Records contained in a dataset

--- --- ---

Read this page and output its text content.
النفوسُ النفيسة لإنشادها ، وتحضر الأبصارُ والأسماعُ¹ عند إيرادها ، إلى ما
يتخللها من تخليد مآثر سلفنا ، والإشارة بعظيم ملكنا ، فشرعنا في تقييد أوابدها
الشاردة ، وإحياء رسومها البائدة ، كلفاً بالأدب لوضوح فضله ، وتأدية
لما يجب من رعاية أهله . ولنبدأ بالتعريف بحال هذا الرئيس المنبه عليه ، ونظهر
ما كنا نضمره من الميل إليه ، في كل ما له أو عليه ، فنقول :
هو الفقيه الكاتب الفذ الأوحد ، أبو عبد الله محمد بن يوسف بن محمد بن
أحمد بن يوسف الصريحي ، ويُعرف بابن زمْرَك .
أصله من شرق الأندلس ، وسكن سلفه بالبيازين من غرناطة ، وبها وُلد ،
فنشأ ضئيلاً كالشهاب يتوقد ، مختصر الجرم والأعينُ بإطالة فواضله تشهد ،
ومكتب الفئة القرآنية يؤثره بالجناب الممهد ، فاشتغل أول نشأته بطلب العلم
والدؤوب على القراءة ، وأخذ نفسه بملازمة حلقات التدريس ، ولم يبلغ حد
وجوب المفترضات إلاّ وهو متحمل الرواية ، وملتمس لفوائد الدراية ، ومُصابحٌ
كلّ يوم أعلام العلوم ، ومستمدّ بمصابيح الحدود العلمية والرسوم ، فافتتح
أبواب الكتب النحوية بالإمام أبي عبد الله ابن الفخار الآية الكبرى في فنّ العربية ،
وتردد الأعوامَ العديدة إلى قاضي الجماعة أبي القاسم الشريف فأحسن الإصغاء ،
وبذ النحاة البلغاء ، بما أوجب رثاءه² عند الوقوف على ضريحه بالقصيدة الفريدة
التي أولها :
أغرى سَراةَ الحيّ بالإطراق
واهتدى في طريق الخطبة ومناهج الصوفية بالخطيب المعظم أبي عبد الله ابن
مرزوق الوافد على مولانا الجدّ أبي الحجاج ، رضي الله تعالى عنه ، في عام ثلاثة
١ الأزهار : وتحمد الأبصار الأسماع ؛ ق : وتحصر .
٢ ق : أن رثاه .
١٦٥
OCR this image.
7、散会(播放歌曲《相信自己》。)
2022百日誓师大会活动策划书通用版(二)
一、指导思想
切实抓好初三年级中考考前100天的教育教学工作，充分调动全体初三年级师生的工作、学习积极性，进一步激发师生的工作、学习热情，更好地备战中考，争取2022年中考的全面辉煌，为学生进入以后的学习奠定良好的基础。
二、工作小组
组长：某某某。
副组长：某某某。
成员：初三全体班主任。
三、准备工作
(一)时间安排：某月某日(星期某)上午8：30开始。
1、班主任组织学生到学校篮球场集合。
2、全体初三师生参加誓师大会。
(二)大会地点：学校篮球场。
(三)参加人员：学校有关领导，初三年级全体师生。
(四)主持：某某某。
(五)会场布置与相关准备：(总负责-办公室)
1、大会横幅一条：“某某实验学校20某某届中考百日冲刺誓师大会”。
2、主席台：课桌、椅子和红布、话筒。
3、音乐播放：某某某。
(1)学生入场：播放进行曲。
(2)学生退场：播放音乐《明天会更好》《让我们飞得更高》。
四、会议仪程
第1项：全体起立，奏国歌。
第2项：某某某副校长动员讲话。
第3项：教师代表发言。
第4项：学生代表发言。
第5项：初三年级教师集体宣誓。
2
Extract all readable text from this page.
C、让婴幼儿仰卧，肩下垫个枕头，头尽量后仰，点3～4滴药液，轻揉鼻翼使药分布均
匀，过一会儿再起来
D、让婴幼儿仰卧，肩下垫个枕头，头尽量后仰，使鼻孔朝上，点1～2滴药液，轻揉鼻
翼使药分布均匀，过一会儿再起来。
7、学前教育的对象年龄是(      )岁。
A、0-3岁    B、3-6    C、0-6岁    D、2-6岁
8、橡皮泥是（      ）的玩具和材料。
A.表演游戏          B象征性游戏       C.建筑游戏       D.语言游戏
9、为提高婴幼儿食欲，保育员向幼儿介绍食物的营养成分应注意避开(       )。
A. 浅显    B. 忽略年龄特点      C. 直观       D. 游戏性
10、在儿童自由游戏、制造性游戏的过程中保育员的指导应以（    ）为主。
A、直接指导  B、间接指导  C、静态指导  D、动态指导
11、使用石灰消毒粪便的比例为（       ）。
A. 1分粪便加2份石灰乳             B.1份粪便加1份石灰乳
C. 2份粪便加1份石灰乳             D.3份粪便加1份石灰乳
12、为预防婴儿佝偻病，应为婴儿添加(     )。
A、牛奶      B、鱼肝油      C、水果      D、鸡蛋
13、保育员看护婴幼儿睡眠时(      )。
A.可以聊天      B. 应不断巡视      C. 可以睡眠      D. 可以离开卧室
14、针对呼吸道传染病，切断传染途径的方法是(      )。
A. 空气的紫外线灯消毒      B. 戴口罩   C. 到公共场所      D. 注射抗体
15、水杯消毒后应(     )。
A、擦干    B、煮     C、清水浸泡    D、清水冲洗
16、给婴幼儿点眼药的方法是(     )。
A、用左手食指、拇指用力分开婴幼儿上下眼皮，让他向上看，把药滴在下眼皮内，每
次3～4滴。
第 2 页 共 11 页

--- --- ---

Exercise prompt: Pick out the lines above that hold the string "text" and show them.

Written solution:
Read this page and output its text content.
Extract all readable text from this page.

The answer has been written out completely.